* Start *

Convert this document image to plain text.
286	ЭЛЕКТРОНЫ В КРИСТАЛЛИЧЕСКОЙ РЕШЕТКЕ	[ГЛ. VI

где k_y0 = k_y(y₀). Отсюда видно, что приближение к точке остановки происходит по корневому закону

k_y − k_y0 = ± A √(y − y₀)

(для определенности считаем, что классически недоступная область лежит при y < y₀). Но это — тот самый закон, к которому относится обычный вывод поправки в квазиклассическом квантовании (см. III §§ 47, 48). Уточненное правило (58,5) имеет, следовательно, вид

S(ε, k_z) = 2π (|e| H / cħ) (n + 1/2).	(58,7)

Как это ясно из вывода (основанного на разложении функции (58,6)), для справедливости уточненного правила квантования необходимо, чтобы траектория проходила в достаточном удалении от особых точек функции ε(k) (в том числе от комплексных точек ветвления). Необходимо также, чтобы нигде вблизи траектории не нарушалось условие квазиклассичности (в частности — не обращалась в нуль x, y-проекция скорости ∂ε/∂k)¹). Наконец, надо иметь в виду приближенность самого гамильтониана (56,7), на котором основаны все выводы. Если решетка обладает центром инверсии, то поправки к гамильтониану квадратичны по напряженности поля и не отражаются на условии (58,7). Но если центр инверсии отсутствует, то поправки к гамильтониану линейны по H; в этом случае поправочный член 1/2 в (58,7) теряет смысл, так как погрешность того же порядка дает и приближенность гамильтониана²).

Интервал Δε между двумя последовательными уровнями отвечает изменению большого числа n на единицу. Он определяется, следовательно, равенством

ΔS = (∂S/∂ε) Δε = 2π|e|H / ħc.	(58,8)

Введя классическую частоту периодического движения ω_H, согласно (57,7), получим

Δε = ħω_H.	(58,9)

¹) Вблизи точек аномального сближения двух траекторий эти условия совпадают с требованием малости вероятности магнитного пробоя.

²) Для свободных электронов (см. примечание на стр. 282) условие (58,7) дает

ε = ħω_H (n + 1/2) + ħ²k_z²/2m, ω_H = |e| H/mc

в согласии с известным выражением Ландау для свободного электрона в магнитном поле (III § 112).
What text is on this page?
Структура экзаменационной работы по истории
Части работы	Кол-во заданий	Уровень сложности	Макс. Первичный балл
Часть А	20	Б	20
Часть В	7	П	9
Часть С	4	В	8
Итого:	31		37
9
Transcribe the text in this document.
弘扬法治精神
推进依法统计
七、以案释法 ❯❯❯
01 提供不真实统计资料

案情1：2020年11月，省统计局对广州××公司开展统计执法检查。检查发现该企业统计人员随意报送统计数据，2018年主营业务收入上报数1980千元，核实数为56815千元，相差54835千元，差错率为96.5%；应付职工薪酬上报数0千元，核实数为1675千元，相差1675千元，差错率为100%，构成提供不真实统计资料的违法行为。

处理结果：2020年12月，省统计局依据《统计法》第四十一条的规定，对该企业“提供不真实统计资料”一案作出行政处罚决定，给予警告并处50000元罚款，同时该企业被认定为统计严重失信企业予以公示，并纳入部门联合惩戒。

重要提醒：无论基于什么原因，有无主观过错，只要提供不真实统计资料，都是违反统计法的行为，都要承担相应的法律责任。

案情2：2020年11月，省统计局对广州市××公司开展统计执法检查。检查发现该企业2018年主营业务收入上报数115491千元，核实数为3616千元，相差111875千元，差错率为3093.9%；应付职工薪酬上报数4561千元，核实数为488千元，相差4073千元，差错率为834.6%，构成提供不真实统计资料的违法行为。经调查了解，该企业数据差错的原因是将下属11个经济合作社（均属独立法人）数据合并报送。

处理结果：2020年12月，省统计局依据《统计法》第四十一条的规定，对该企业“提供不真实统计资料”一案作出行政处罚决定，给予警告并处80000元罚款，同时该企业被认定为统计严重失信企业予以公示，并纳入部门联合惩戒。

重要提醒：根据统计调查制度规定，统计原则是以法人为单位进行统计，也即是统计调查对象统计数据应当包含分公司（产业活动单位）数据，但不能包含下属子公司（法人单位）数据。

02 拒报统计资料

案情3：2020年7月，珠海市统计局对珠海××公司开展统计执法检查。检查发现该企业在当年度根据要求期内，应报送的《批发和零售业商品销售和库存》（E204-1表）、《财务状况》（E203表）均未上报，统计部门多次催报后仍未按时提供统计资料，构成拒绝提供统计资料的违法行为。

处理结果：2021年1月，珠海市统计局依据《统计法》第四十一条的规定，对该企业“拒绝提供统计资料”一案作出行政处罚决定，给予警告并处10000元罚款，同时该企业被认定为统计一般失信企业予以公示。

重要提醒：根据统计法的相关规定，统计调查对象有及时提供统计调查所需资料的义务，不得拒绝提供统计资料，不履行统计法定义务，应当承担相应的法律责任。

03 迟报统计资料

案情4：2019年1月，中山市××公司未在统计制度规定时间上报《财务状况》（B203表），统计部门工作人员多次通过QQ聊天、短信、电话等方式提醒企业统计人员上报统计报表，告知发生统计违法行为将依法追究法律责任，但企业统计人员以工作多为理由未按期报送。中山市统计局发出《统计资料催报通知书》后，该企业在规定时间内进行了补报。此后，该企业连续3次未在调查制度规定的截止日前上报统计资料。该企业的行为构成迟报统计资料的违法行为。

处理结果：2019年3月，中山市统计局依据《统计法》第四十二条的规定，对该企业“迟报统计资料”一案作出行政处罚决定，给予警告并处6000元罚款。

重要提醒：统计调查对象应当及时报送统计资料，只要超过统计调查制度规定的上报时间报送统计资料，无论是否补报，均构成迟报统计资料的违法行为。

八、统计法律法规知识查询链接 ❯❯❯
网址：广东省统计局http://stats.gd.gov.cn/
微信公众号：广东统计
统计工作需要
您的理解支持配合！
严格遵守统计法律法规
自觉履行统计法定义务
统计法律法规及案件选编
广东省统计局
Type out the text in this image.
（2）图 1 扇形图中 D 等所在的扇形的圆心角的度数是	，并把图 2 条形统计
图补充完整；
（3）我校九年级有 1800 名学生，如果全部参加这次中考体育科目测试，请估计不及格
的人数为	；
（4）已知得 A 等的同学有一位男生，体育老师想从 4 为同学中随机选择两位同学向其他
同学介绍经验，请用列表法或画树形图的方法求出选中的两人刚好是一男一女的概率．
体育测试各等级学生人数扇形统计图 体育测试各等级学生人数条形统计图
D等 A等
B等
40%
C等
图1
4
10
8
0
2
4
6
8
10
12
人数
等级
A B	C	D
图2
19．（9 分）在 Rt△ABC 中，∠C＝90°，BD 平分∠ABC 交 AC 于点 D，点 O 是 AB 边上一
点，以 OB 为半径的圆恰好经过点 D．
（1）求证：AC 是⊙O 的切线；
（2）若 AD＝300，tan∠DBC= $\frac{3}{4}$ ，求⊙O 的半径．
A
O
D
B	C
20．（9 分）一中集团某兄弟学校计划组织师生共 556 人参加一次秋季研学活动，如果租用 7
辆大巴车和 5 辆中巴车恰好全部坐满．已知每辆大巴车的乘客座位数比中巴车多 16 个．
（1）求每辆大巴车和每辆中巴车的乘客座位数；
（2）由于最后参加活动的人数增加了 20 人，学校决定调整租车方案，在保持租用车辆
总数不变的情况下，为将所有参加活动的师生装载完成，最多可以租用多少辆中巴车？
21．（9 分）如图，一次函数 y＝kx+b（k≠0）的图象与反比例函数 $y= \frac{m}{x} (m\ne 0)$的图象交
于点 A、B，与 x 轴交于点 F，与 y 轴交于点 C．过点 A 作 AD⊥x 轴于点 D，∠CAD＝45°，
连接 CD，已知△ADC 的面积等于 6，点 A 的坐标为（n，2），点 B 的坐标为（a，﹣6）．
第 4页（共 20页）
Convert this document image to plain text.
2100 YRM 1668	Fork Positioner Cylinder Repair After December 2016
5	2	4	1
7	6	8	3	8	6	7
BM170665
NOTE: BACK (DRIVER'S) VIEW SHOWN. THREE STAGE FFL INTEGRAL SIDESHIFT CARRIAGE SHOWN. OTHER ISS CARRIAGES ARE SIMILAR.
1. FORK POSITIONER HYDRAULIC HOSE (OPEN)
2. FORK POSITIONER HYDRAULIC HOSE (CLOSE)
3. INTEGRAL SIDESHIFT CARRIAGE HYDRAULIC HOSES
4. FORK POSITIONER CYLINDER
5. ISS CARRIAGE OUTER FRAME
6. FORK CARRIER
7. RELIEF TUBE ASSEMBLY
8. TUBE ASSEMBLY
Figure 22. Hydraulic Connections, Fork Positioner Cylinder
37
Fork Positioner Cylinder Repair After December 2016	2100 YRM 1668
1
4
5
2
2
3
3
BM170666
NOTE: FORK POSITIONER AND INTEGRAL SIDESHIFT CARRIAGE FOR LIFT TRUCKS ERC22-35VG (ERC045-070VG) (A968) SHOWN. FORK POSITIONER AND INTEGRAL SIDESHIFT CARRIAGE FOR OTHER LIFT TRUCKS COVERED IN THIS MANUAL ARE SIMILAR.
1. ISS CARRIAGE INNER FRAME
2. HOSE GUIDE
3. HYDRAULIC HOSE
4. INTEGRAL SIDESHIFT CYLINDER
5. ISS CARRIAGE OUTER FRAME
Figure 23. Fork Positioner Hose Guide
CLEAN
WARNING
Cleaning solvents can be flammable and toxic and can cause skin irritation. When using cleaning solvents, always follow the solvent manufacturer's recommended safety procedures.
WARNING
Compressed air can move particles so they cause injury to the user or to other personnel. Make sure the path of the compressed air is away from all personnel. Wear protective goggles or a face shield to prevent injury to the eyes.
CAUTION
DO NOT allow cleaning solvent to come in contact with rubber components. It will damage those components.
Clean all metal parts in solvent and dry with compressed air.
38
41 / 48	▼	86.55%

* End *

What you are asked to do ->
Scan the entries above for the word "точек" and collect each line holding it.

Full output ->
Как это ясно из вывода (основанного на разложении функции (58,6)), для справедливости уточненного правила квантования необходимо, чтобы траектория проходила в достаточном удалении от особых точек функции ε(k) (в том числе от комплексных точек ветвления). Необходимо также, чтобы нигде вблизи траектории не нарушалось условие квазиклассичности (в частности — не обращалась в нуль x, y-проекция скорости ∂ε/∂k)¹). Наконец, надо иметь в виду приближенность самого гамильтониана (56,7), на котором основаны все выводы. Если решетка обладает центром инверсии, то поправки к гамильтониану квадратичны по напряженности поля и не отражаются на условии (58,7). Но если центр инверсии отсутствует, то поправки к гамильтониану линейны по H; в этом случае поправочный член 1/2 в (58,7) теряет смысл, так как погрешность того же порядка дает и приближенность гамильтониана²).
¹) Вблизи точек аномального сближения двух траекторий эти условия совпадают с требованием малости вероятности магнитного пробоя.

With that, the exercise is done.